====== Dataset records
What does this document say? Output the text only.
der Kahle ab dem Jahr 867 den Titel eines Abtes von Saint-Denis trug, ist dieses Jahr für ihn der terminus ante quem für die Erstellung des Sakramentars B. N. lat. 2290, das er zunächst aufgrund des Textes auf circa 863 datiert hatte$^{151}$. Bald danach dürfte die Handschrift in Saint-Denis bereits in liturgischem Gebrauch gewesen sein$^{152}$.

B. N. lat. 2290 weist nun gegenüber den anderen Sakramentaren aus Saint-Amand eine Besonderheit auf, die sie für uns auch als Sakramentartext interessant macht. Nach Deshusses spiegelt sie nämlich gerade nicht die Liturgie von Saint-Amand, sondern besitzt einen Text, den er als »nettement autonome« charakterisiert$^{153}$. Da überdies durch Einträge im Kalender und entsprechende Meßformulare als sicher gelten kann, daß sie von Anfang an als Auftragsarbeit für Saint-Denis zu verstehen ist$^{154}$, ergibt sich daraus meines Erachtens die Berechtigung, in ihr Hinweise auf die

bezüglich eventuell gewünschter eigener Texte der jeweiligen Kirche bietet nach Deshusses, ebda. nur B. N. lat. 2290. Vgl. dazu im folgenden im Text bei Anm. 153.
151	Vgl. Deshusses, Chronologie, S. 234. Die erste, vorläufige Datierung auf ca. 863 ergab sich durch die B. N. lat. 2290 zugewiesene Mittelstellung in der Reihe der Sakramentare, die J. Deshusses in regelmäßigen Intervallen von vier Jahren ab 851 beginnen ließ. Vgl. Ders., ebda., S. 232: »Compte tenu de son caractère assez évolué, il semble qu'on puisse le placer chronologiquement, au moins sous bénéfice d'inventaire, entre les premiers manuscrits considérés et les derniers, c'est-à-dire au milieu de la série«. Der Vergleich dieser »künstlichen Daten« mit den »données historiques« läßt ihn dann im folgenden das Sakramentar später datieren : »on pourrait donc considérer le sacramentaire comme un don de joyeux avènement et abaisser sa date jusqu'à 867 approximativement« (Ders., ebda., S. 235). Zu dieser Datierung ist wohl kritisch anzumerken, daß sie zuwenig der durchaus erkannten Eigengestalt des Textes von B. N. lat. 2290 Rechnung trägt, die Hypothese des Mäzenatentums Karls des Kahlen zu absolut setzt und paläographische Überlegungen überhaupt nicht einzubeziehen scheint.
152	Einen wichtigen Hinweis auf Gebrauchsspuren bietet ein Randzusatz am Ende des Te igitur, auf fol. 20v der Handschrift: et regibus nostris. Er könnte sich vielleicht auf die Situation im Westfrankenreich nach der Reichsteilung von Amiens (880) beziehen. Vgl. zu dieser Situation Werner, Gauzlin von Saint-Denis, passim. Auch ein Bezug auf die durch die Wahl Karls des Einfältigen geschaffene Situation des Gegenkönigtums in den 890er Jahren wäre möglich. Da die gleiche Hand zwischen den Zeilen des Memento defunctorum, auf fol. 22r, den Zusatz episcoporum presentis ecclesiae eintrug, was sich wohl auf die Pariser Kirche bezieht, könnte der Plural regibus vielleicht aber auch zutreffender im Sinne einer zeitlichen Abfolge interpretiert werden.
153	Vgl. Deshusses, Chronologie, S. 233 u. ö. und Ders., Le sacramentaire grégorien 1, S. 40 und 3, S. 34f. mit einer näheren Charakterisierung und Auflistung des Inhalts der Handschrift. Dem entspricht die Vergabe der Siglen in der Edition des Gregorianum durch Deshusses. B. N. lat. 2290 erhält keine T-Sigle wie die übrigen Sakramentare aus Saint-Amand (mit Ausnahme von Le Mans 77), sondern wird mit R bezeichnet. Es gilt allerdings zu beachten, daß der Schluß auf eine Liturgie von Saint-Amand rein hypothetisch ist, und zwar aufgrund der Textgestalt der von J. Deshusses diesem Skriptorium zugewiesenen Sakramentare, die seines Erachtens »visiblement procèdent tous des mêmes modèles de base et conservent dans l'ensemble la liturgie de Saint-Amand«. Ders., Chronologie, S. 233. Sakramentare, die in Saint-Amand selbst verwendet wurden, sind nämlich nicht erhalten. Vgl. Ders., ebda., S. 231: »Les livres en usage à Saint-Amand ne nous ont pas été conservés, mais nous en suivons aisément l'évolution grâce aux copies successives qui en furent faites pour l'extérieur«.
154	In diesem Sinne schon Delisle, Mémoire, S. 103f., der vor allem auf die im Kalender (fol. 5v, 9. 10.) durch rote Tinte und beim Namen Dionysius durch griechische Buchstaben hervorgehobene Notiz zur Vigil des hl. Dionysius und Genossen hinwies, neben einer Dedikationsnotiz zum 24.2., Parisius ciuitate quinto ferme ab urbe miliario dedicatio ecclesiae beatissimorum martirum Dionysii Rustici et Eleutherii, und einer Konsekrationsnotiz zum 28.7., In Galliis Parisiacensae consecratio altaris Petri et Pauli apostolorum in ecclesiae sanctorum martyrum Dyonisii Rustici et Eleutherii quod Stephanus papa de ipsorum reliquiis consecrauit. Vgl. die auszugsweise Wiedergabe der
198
============
What you are asked to do: Return each line of the data that contains the string "Kirche".

The response:
bezüglich eventuell gewünschter eigener Texte der jeweiligen Kirche bietet nach Deshusses, ebda. nur B. N. lat. 2290. Vgl. dazu im folgenden im Text bei Anm. 153.
152	Einen wichtigen Hinweis auf Gebrauchsspuren bietet ein Randzusatz am Ende des Te igitur, auf fol. 20v der Handschrift: et regibus nostris. Er könnte sich vielleicht auf die Situation im Westfrankenreich nach der Reichsteilung von Amiens (880) beziehen. Vgl. zu dieser Situation Werner, Gauzlin von Saint-Denis, passim. Auch ein Bezug auf die durch die Wahl Karls des Einfältigen geschaffene Situation des Gegenkönigtums in den 890er Jahren wäre möglich. Da die gleiche Hand zwischen den Zeilen des Memento defunctorum, auf fol. 22r, den Zusatz episcoporum presentis ecclesiae eintrug, was sich wohl auf die Pariser Kirche bezieht, könnte der Plural regibus vielleicht aber auch zutreffender im Sinne einer zeitlichen Abfolge interpretiert werden.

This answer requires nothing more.